[START OF Data section]

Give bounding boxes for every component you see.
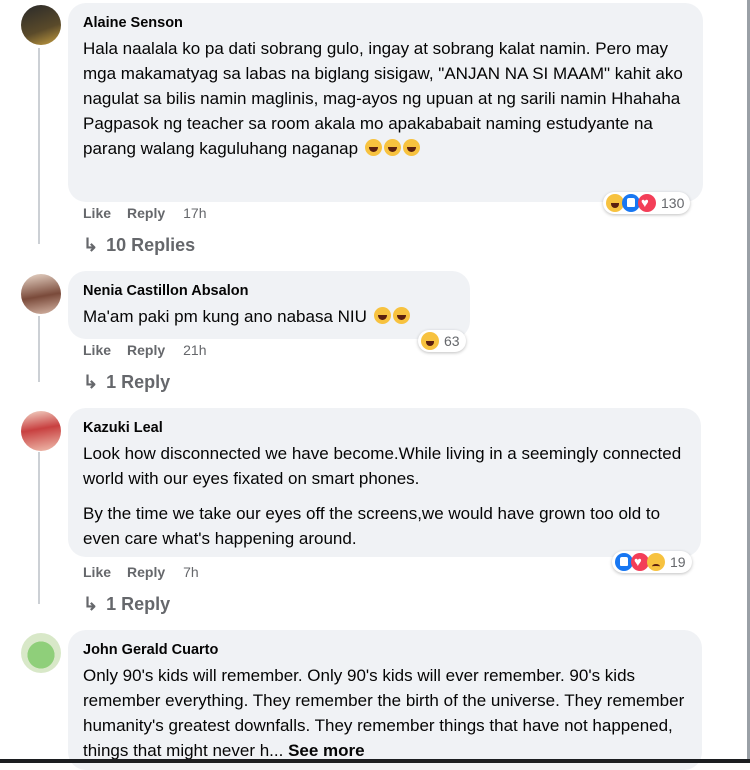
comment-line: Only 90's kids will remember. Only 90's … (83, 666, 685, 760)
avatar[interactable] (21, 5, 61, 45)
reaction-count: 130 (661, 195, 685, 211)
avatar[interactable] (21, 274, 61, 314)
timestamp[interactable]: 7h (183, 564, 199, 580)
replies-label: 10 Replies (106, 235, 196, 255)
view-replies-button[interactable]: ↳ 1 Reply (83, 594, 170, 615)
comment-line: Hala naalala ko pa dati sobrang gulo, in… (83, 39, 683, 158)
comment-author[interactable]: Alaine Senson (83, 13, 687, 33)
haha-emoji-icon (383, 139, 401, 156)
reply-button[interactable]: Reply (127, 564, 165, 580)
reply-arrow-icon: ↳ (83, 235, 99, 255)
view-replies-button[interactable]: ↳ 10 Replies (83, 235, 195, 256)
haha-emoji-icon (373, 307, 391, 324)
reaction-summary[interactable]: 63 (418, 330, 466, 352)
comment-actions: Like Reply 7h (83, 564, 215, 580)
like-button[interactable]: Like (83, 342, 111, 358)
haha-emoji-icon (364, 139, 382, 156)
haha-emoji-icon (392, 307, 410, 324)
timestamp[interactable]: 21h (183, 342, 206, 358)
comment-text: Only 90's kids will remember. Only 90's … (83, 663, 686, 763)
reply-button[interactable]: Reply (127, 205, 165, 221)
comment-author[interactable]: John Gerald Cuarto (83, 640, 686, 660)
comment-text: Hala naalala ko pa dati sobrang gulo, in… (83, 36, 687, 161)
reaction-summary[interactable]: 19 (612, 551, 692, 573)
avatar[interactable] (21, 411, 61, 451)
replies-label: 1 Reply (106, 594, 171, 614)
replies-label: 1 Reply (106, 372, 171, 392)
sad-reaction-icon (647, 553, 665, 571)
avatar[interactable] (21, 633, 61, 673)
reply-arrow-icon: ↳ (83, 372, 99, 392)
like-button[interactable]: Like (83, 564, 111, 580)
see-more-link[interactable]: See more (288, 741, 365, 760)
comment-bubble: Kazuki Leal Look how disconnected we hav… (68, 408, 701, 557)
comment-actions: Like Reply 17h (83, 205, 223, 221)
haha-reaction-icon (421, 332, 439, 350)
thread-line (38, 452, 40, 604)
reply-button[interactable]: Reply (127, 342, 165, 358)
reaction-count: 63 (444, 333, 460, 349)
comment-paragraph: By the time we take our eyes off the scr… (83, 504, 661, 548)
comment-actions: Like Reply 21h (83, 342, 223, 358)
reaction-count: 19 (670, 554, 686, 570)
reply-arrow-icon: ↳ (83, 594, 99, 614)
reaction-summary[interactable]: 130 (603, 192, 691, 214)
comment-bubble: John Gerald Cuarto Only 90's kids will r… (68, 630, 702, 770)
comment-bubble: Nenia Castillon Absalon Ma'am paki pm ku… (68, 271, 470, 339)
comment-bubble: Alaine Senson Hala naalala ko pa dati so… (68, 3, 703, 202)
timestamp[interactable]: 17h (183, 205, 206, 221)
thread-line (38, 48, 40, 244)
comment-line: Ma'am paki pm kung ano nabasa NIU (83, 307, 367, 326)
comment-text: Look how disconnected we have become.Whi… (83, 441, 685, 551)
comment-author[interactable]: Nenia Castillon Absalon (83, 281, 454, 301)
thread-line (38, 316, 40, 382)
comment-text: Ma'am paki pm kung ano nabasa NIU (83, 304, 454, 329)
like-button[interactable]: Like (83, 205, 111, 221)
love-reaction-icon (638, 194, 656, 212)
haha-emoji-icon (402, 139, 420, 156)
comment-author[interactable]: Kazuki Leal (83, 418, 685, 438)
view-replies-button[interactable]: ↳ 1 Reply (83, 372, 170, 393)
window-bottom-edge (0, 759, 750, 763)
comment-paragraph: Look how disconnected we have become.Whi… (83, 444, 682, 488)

[END OF Data section]

Exercise description> Please rewrite all the rows above as a JSON list of strings with one string per line and no blank lines. Leave the pictures out.

Output of the task>
[
  "Give bounding boxes for every component you see.",
  "comment-line: Only 90's kids will remember. Only 90's … (83, 666, 685, 760)",
  "avatar[interactable] (21, 5, 61, 45)",
  "reaction-count: 130 (661, 195, 685, 211)",
  "avatar[interactable] (21, 274, 61, 314)",
  "timestamp[interactable]: 7h (183, 564, 199, 580)",
  "replies-label: 10 Replies (106, 235, 196, 255)",
  "view-replies-button[interactable]: ↳ 1 Reply (83, 594, 170, 615)",
  "comment-line: Hala naalala ko pa dati sobrang gulo, in… (83, 39, 683, 158)",
  "comment-author[interactable]: Alaine Senson (83, 13, 687, 33)",
  "haha-emoji-icon (383, 139, 401, 156)",
  "reply-button[interactable]: Reply (127, 564, 165, 580)",
  "reply-arrow-icon: ↳ (83, 235, 99, 255)",
  "view-replies-button[interactable]: ↳ 10 Replies (83, 235, 195, 256)",
  "haha-emoji-icon (373, 307, 391, 324)",
  "reaction-summary[interactable]: 63 (418, 330, 466, 352)",
  "comment-actions: Like Reply 7h (83, 564, 215, 580)",
  "like-button[interactable]: Like (83, 342, 111, 358)",
  "haha-emoji-icon (364, 139, 382, 156)",
  "haha-emoji-icon (392, 307, 410, 324)",
  "timestamp[interactable]: 21h (183, 342, 206, 358)",
  "comment-text: Only 90's kids will remember. Only 90's … (83, 663, 686, 763)",
  "reply-button[interactable]: Reply (127, 205, 165, 221)",
  "comment-author[interactable]: John Gerald Cuarto (83, 640, 686, 660)",
  "comment-text: Hala naalala ko pa dati sobrang gulo, in… (83, 36, 687, 161)",
  "reaction-summary[interactable]: 19 (612, 551, 692, 573)",
  "avatar[interactable] (21, 411, 61, 451)",
  "replies-label: 1 Reply (106, 594, 171, 614)",
  "replies-label: 1 Reply (106, 372, 171, 392)",
  "sad-reaction-icon (647, 553, 665, 571)",
  "avatar[interactable] (21, 633, 61, 673)",
  "reply-arrow-icon: ↳ (83, 372, 99, 392)",
  "like-button[interactable]: Like (83, 564, 111, 580)",
  "see-more-link[interactable]: See more (288, 741, 365, 760)",
  "comment-bubble: Kazuki Leal Look how disconnected we hav… (68, 408, 701, 557)",
  "comment-actions: Like Reply 17h (83, 205, 223, 221)",
  "haha-reaction-icon (421, 332, 439, 350)",
  "thread-line (38, 452, 40, 604)",
  "reply-button[interactable]: Reply (127, 342, 165, 358)",
  "reaction-count: 63 (444, 333, 460, 349)",
  "comment-paragraph: By the time we take our eyes off the scr… (83, 504, 661, 548)",
  "comment-actions: Like Reply 21h (83, 342, 223, 358)",
  "reaction-count: 19 (670, 554, 686, 570)",
  "reply-arrow-icon: ↳ (83, 594, 99, 614)",
  "reaction-summary[interactable]: 130 (603, 192, 691, 214)",
  "comment-bubble: John Gerald Cuarto Only 90's kids will r… (68, 630, 702, 770)",
  "comment-bubble: Nenia Castillon Absalon Ma'am paki pm ku… (68, 271, 470, 339)",
  "comment-bubble: Alaine Senson Hala naalala ko pa dati so… (68, 3, 703, 202)",
  "timestamp[interactable]: 17h (183, 205, 206, 221)",
  "thread-line (38, 48, 40, 244)",
  "comment-line: Ma'am paki pm kung ano nabasa NIU (83, 307, 367, 326)",
  "comment-text: Look how disconnected we have become.Whi… (83, 441, 685, 551)",
  "comment-author[interactable]: Nenia Castillon Absalon (83, 281, 454, 301)",
  "thread-line (38, 316, 40, 382)",
  "comment-text: Ma'am paki pm kung ano nabasa NIU (83, 304, 454, 329)",
  "like-button[interactable]: Like (83, 205, 111, 221)",
  "love-reaction-icon (638, 194, 656, 212)",
  "haha-emoji-icon (402, 139, 420, 156)",
  "comment-author[interactable]: Kazuki Leal (83, 418, 685, 438)",
  "view-replies-button[interactable]: ↳ 1 Reply (83, 372, 170, 393)",
  "window-bottom-edge (0, 759, 750, 763)",
  "comment-paragraph: Look how disconnected we have become.Whi… (83, 444, 682, 488)"
]